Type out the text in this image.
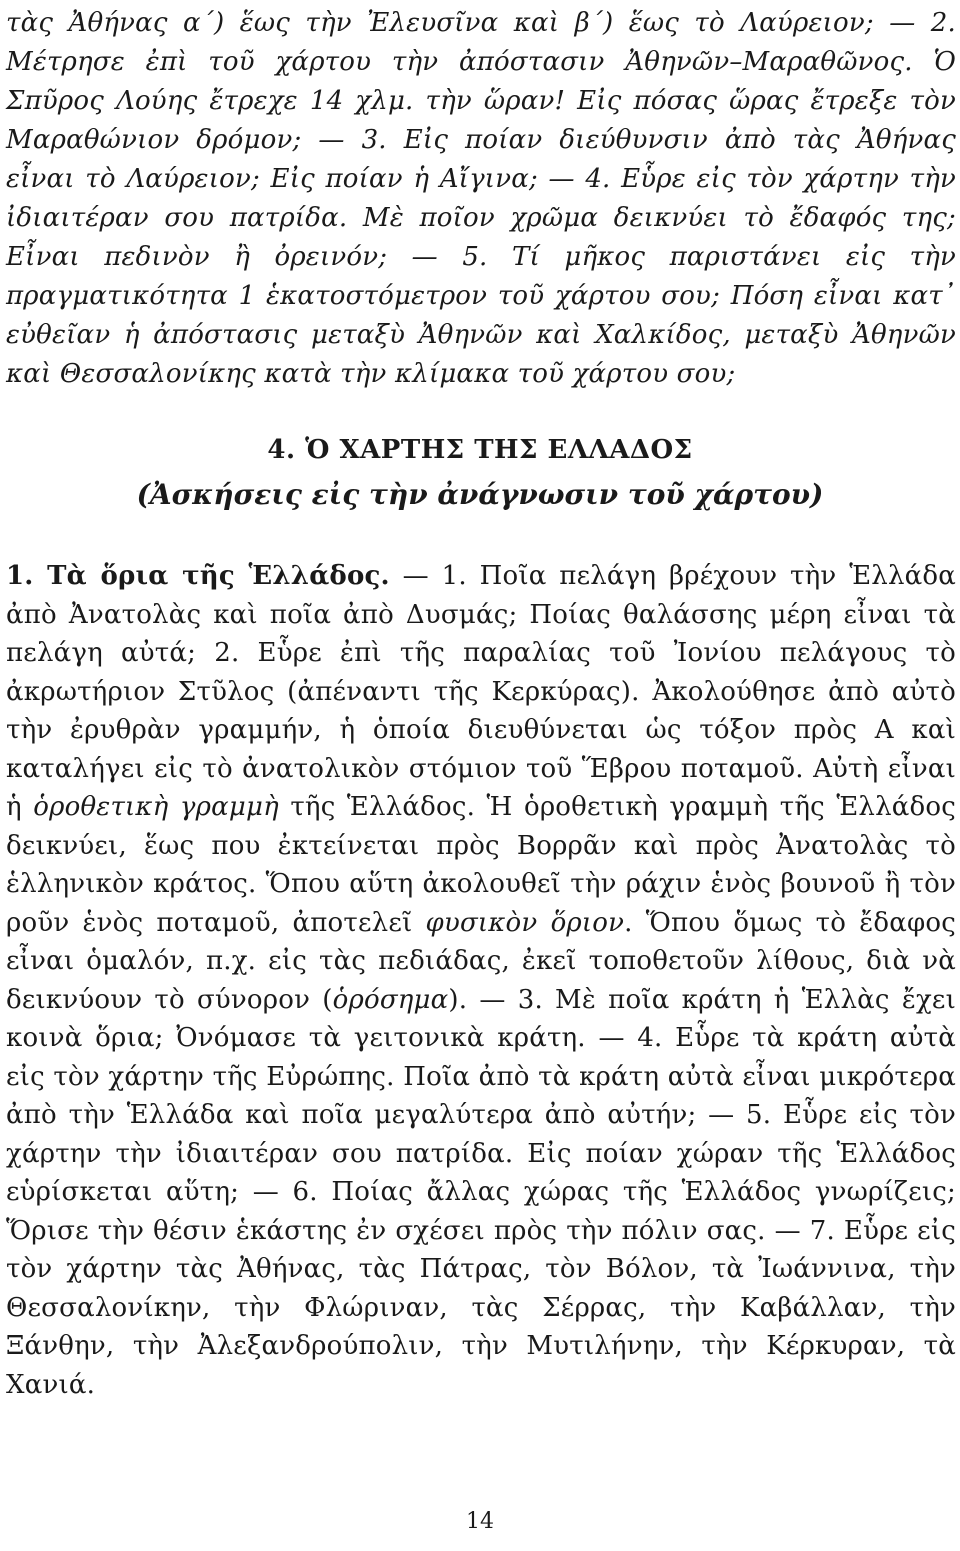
τὰς Ἀθήνας α΄) ἕως τὴν Ἐλευσῖνα καὶ β΄) ἕως τὸ Λαύρειον; — 2. Μέτρησε ἐπὶ τοῦ χάρτου τὴν ἀπόστασιν Ἀθηνῶν–Μαραθῶνος. Ὁ Σπῦρος Λούης ἔτρεχε 14 χλμ. τὴν ὥραν! Εἰς πόσας ὥρας ἔτρεξε τὸν Μαραθώνιον δρόμον; — 3. Εἰς ποίαν διεύθυνσιν ἀπὸ τὰς Ἀθήνας εἶναι τὸ Λαύρειον; Εἰς ποίαν ἡ Αἴγινα; — 4. Εὗρε εἰς τὸν χάρτην τὴν ἰδιαιτέραν σου πατρίδα. Μὲ ποῖον χρῶμα δεικνύει τὸ ἔδαφός της; Εἶναι πεδινὸν ἢ ὀρεινόν; — 5. Τί μῆκος παριστάνει εἰς τὴν πραγματικότητα 1 ἑκατοστόμετρον τοῦ χάρτου σου; Πόση εἶναι κατ᾽ εὐθεῖαν ἡ ἀπόστασις μεταξὺ Ἀθηνῶν καὶ Χαλκίδος, μεταξὺ Ἀθηνῶν καὶ Θεσσαλονίκης κατὰ τὴν κλίμακα τοῦ χάρτου σου;

4. Ὁ ΧΑΡΤΗΣ ΤΗΣ ΕΛΛΑΔΟΣ
(Ἀσκήσεις εἰς τὴν ἀνάγνωσιν τοῦ χάρτου)

1. Τὰ ὅρια τῆς Ἑλλάδος. — 1. Ποῖα πελάγη βρέχουν τὴν Ἑλλάδα ἀπὸ Ἀνατολὰς καὶ ποῖα ἀπὸ Δυσμάς; Ποίας θαλάσσης μέρη εἶναι τὰ πελάγη αὐτά; 2. Εὗρε ἐπὶ τῆς παραλίας τοῦ Ἰονίου πελάγους τὸ ἀκρωτήριον Στῦλος (ἀπέναντι τῆς Κερκύρας). Ἀκολούθησε ἀπὸ αὐτὸ τὴν ἐρυθρὰν γραμμήν, ἡ ὁποία διευθύνεται ὡς τόξον πρὸς Α καὶ καταλήγει εἰς τὸ ἀνατολικὸν στόμιον τοῦ Ἕβρου ποταμοῦ. Αὐτὴ εἶναι ἡ ὁροθετικὴ γραμμὴ τῆς Ἑλλάδος. Ἡ ὁροθετικὴ γραμμὴ τῆς Ἑλλάδος δεικνύει, ἕως που ἐκτείνεται πρὸς Βορρᾶν καὶ πρὸς Ἀνατολὰς τὸ ἑλληνικὸν κράτος. Ὅπου αὕτη ἀκολουθεῖ τὴν ράχιν ἑνὸς βουνοῦ ἢ τὸν ροῦν ἑνὸς ποταμοῦ, ἀποτελεῖ φυσικὸν ὅριον. Ὅπου ὅμως τὸ ἔδαφος εἶναι ὁμαλόν, π.χ. εἰς τὰς πεδιάδας, ἐκεῖ τοποθετοῦν λίθους, διὰ νὰ δεικνύουν τὸ σύνορον (ὁρόσημα). — 3. Μὲ ποῖα κράτη ἡ Ἑλλὰς ἔχει κοινὰ ὅρια; Ὀνόμασε τὰ γειτονικὰ κράτη. — 4. Εὗρε τὰ κράτη αὐτὰ εἰς τὸν χάρτην τῆς Εὐρώπης. Ποῖα ἀπὸ τὰ κράτη αὐτὰ εἶναι μικρότερα ἀπὸ τὴν Ἑλλάδα καὶ ποῖα μεγαλύτερα ἀπὸ αὐτήν; — 5. Εὗρε εἰς τὸν χάρτην τὴν ἰδιαιτέραν σου πατρίδα. Εἰς ποίαν χώραν τῆς Ἑλλάδος εὑρίσκεται αὕτη; — 6. Ποίας ἄλλας χώρας τῆς Ἑλλάδος γνωρίζεις; Ὅρισε τὴν θέσιν ἑκάστης ἐν σχέσει πρὸς τὴν πόλιν σας. — 7. Εὗρε εἰς τὸν χάρτην τὰς Ἀθήνας, τὰς Πάτρας, τὸν Βόλον, τὰ Ἰωάννινα, τὴν Θεσσαλονίκην, τὴν Φλώριναν, τὰς Σέρρας, τὴν Καβάλλαν, τὴν Ξάνθην, τὴν Ἀλεξανδρούπολιν, τὴν Μυτιλήνην, τὴν Κέρκυραν, τὰ Χανιά.

14
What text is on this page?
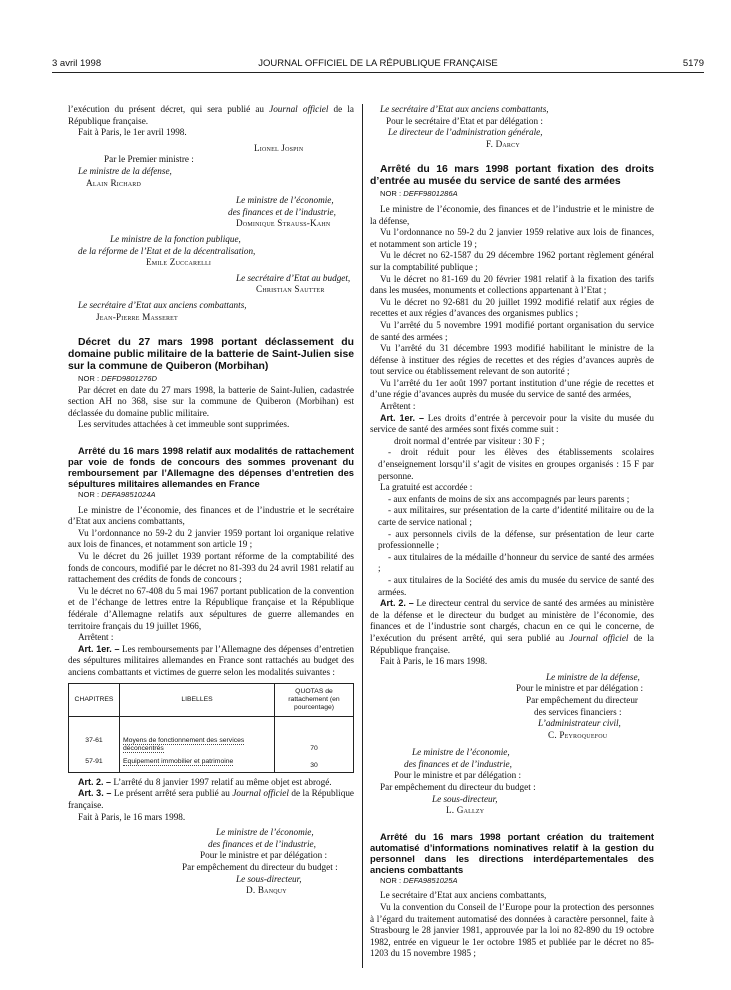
3 avril 1998	JOURNAL OFFICIEL DE LA RÉPUBLIQUE FRANÇAISE	5179

l’exécution du présent décret, qui sera publié au Journal officiel de la République française.

Fait à Paris, le 1er avril 1998.

Lionel Jospin

Par le Premier ministre :

Le ministre de la défense,

Alain Richard

Le ministre de l’économie,

des finances et de l’industrie,

Dominique Strauss-Kahn

Le ministre de la fonction publique,

de la réforme de l’Etat et de la décentralisation,

Emile Zuccarelli

Le secrétaire d’Etat au budget,

Christian Sautter

Le secrétaire d’Etat aux anciens combattants,

Jean-Pierre Masseret

Décret du 27 mars 1998 portant déclassement du domaine public militaire de la batterie de Saint-Julien sise sur la commune de Quiberon (Morbihan)

NOR : DEFD9801276D

Par décret en date du 27 mars 1998, la batterie de Saint-Julien, cadastrée section AH no 368, sise sur la commune de Quiberon (Morbihan) est déclassée du domaine public militaire.

Les servitudes attachées à cet immeuble sont supprimées.

Arrêté du 16 mars 1998 relatif aux modalités de rattachement par voie de fonds de concours des sommes provenant du remboursement par l’Allemagne des dépenses d’entretien des sépultures militaires allemandes en France

NOR : DEFA9851024A

Le ministre de l’économie, des finances et de l’industrie et le secrétaire d’Etat aux anciens combattants,

Vu l’ordonnance no 59-2 du 2 janvier 1959 portant loi organique relative aux lois de finances, et notamment son article 19 ;

Vu le décret du 26 juillet 1939 portant réforme de la comptabilité des fonds de concours, modifié par le décret no 81-393 du 24 avril 1981 relatif au rattachement des crédits de fonds de concours ;

Vu le décret no 67-408 du 5 mai 1967 portant publication de la convention et de l’échange de lettres entre la République française et la République fédérale d’Allemagne relatifs aux sépultures de guerre allemandes en territoire français du 19 juillet 1966,

Arrêtent :

Art. 1er. – Les remboursements par l’Allemagne des dépenses d’entretien des sépultures militaires allemandes en France sont rattachés au budget des anciens combattants et victimes de guerre selon les modalités suivantes :

CHAPITRES	LIBELLES	QUOTAS de rattachement (en pourcentage)

37-61	Moyens de fonctionnement des services déconcentrés	70
57-91	Equipement immobilier et patrimoine	30

Art. 2. – L’arrêté du 8 janvier 1997 relatif au même objet est abrogé.

Art. 3. – Le présent arrêté sera publié au Journal officiel de la République française.

Fait à Paris, le 16 mars 1998.

Le ministre de l’économie,

des finances et de l’industrie,

Pour le ministre et par délégation :

Par empêchement du directeur du budget :

Le sous-directeur,

D. Banquy

Le secrétaire d’Etat aux anciens combattants,

Pour le secrétaire d’Etat et par délégation :

Le directeur de l’administration générale,

F. Darcy

Arrêté du 16 mars 1998 portant fixation des droits d’entrée au musée du service de santé des armées

NOR : DEFF9801286A

Le ministre de l’économie, des finances et de l’industrie et le ministre de la défense,

Vu l’ordonnance no 59-2 du 2 janvier 1959 relative aux lois de finances, et notamment son article 19 ;

Vu le décret no 62-1587 du 29 décembre 1962 portant règlement général sur la comptabilité publique ;

Vu le décret no 81-169 du 20 février 1981 relatif à la fixation des tarifs dans les musées, monuments et collections appartenant à l’Etat ;

Vu le décret no 92-681 du 20 juillet 1992 modifié relatif aux régies de recettes et aux régies d’avances des organismes publics ;

Vu l’arrêté du 5 novembre 1991 modifié portant organisation du service de santé des armées ;

Vu l’arrêté du 31 décembre 1993 modifié habilitant le ministre de la défense à instituer des régies de recettes et des régies d’avances auprès de tout service ou établissement relevant de son autorité ;

Vu l’arrêté du 1er août 1997 portant institution d’une régie de recettes et d’une régie d’avances auprès du musée du service de santé des armées,

Arrêtent :

Art. 1er. – Les droits d’entrée à percevoir pour la visite du musée du service de santé des armées sont fixés comme suit :

droit normal d’entrée par visiteur : 30 F ;

- droit réduit pour les élèves des établissements scolaires d’enseignement lorsqu’il s’agit de visites en groupes organisés : 15 F par personne.

La gratuité est accordée :

- aux enfants de moins de six ans accompagnés par leurs parents ;

- aux militaires, sur présentation de la carte d’identité militaire ou de la carte de service national ;

- aux personnels civils de la défense, sur présentation de leur carte professionnelle ;

- aux titulaires de la médaille d’honneur du service de santé des armées ;

- aux titulaires de la Société des amis du musée du service de santé des armées.

Art. 2. – Le directeur central du service de santé des armées au ministère de la défense et le directeur du budget au ministère de l’économie, des finances et de l’industrie sont chargés, chacun en ce qui le concerne, de l’exécution du présent arrêté, qui sera publié au Journal officiel de la République française.

Fait à Paris, le 16 mars 1998.

Le ministre de la défense,

Pour le ministre et par délégation :

Par empêchement du directeur

des services financiers :

L’administrateur civil,

C. Peyroquefou

Le ministre de l’économie,

des finances et de l’industrie,

Pour le ministre et par délégation :

Par empêchement du directeur du budget :

Le sous-directeur,

L. Gallzy

Arrêté du 16 mars 1998 portant création du traitement automatisé d’informations nominatives relatif à la gestion du personnel dans les directions interdépartementales des anciens combattants

NOR : DEFA9851025A

Le secrétaire d’Etat aux anciens combattants,

Vu la convention du Conseil de l’Europe pour la protection des personnes à l’égard du traitement automatisé des données à caractère personnel, faite à Strasbourg le 28 janvier 1981, approuvée par la loi no 82-890 du 19 octobre 1982, entrée en vigueur le 1er octobre 1985 et publiée par le décret no 85-1203 du 15 novembre 1985 ;
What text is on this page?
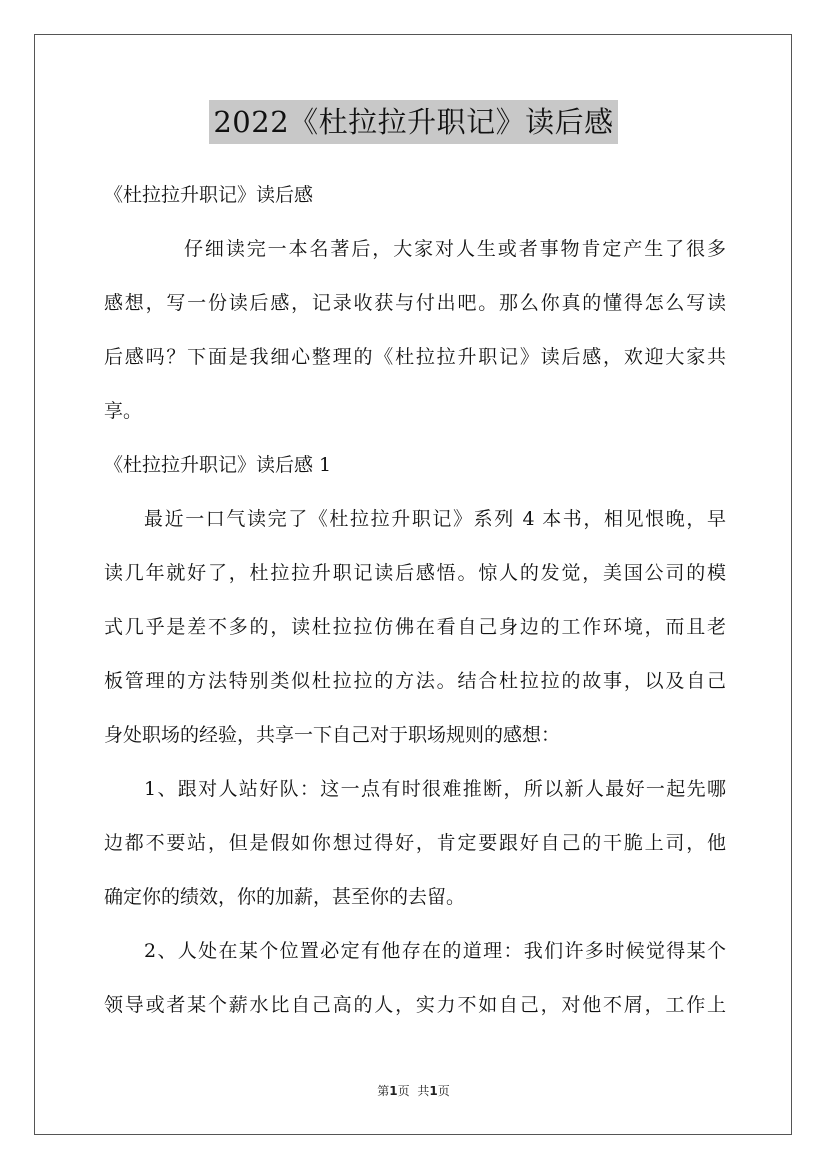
2022《杜拉拉升职记》读后感
《杜拉拉升职记》读后感
仔细读完一本名著后，大家对人生或者事物肯定产生了很多
感想，写一份读后感，记录收获与付出吧。那么你真的懂得怎么写读
后感吗？下面是我细心整理的《杜拉拉升职记》读后感，欢迎大家共
享。
《杜拉拉升职记》读后感 1
最近一口气读完了《杜拉拉升职记》系列 4 本书，相见恨晚，早
读几年就好了，杜拉拉升职记读后感悟。惊人的发觉，美国公司的模
式几乎是差不多的，读杜拉拉仿佛在看自己身边的工作环境，而且老
板管理的方法特别类似杜拉拉的方法。结合杜拉拉的故事，以及自己
身处职场的经验，共享一下自己对于职场规则的感想：
1、跟对人站好队：这一点有时很难推断，所以新人最好一起先哪
边都不要站，但是假如你想过得好，肯定要跟好自己的干脆上司，他
确定你的绩效，你的加薪，甚至你的去留。
2、人处在某个位置必定有他存在的道理：我们许多时候觉得某个
领导或者某个薪水比自己高的人，实力不如自己，对他不屑，工作上
第1页 共1页
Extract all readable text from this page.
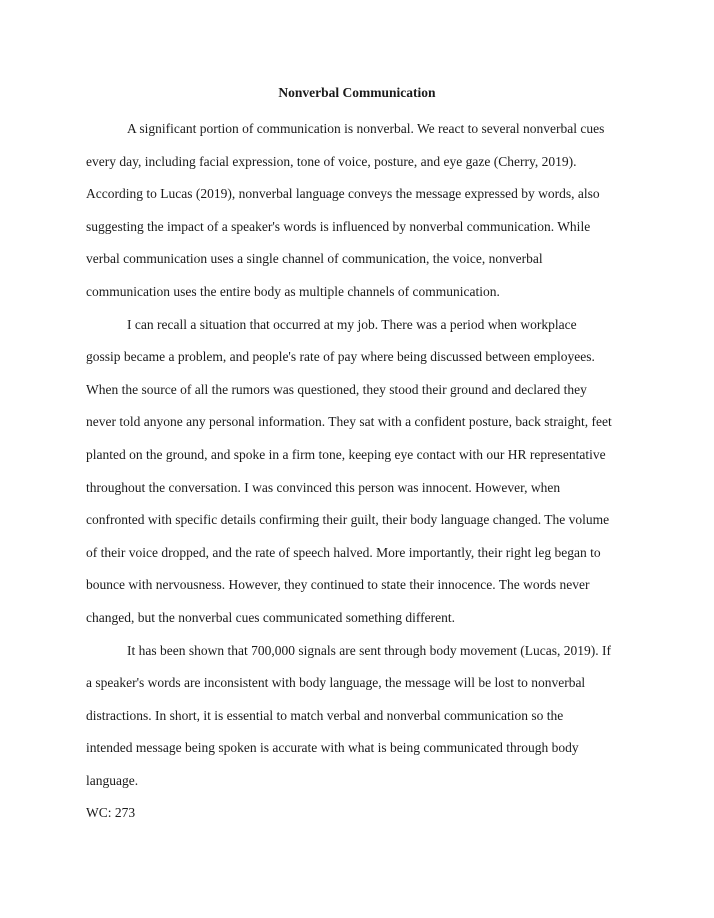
Nonverbal Communication

A significant portion of communication is nonverbal. We react to several nonverbal cues
every day, including facial expression, tone of voice, posture, and eye gaze (Cherry, 2019).
According to Lucas (2019), nonverbal language conveys the message expressed by words, also
suggesting the impact of a speaker's words is influenced by nonverbal communication. While
verbal communication uses a single channel of communication, the voice, nonverbal
communication uses the entire body as multiple channels of communication.

I can recall a situation that occurred at my job. There was a period when workplace
gossip became a problem, and people's rate of pay where being discussed between employees.
When the source of all the rumors was questioned, they stood their ground and declared they
never told anyone any personal information. They sat with a confident posture, back straight, feet
planted on the ground, and spoke in a firm tone, keeping eye contact with our HR representative
throughout the conversation. I was convinced this person was innocent. However, when
confronted with specific details confirming their guilt, their body language changed. The volume
of their voice dropped, and the rate of speech halved. More importantly, their right leg began to
bounce with nervousness. However, they continued to state their innocence. The words never
changed, but the nonverbal cues communicated something different.

It has been shown that 700,000 signals are sent through body movement (Lucas, 2019). If
a speaker's words are inconsistent with body language, the message will be lost to nonverbal
distractions. In short, it is essential to match verbal and nonverbal communication so the
intended message being spoken is accurate with what is being communicated through body
language.

WC: 273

________________________

▶ EXERCISE REQUIREMENTS
Every line that holds the string "article" should be returned.

▶ FINISHED TASK
Vu l’ordonnance no 59-2 du 2 janvier 1959 portant loi organique relative aux lois de finances, et notamment son article 19 ;
Vu l’ordonnance no 59-2 du 2 janvier 1959 relative aux lois de finances, et notamment son article 19 ;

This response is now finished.